Give the listing again in full, exactly as written.
*** Records supplied
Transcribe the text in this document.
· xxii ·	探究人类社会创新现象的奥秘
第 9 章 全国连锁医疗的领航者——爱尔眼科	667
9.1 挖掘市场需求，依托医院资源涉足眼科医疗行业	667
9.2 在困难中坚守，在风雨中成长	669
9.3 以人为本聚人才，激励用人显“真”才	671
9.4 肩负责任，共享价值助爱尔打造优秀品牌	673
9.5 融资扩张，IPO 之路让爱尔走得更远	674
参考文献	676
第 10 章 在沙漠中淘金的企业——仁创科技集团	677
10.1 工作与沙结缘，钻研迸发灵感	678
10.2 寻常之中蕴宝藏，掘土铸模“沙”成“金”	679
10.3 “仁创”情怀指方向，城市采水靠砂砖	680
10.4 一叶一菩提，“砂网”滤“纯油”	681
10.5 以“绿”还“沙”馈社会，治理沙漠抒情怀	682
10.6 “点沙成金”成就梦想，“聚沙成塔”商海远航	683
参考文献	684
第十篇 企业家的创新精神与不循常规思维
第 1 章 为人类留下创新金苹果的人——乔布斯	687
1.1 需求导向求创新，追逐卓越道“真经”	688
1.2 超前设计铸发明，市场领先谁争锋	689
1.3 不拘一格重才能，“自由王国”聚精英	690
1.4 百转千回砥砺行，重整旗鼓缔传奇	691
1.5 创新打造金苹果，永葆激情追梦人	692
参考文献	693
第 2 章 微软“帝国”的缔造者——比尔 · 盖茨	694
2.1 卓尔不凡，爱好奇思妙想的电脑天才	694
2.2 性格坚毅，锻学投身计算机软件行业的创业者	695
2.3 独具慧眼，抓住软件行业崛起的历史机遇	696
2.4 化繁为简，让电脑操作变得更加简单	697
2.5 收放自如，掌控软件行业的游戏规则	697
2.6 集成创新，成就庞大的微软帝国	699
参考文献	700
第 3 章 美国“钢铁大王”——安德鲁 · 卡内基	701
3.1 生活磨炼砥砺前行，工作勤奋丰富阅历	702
******
Written answer »
Transcribe the text in this document.
· xxii ·	探究人类社会创新现象的奥秘
第 9 章 全国连锁医疗的领航者——爱尔眼科	667
9.1 挖掘市场需求，依托医院资源涉足眼科医疗行业	667
9.2 在困难中坚守，在风雨中成长	669
9.3 以人为本聚人才，激励用人显“真”才	671
9.4 肩负责任，共享价值助爱尔打造优秀品牌	673
9.5 融资扩张，IPO 之路让爱尔走得更远	674
参考文献	676
第 10 章 在沙漠中淘金的企业——仁创科技集团	677
10.1 工作与沙结缘，钻研迸发灵感	678
10.2 寻常之中蕴宝藏，掘土铸模“沙”成“金”	679
10.3 “仁创”情怀指方向，城市采水靠砂砖	680
10.4 一叶一菩提，“砂网”滤“纯油”	681
10.5 以“绿”还“沙”馈社会，治理沙漠抒情怀	682
10.6 “点沙成金”成就梦想，“聚沙成塔”商海远航	683
参考文献	684
第十篇 企业家的创新精神与不循常规思维
第 1 章 为人类留下创新金苹果的人——乔布斯	687
1.1 需求导向求创新，追逐卓越道“真经”	688
1.2 超前设计铸发明，市场领先谁争锋	689
1.3 不拘一格重才能，“自由王国”聚精英	690
1.4 百转千回砥砺行，重整旗鼓缔传奇	691
1.5 创新打造金苹果，永葆激情追梦人	692
参考文献	693
第 2 章 微软“帝国”的缔造者——比尔 · 盖茨	694
2.1 卓尔不凡，爱好奇思妙想的电脑天才	694
2.2 性格坚毅，锻学投身计算机软件行业的创业者	695
2.3 独具慧眼，抓住软件行业崛起的历史机遇	696
2.4 化繁为简，让电脑操作变得更加简单	697
2.5 收放自如，掌控软件行业的游戏规则	697
2.6 集成创新，成就庞大的微软帝国	699
参考文献	700
第 3 章 美国“钢铁大王”——安德鲁 · 卡内基	701
3.1 生活磨炼砥砺前行，工作勤奋丰富阅历	702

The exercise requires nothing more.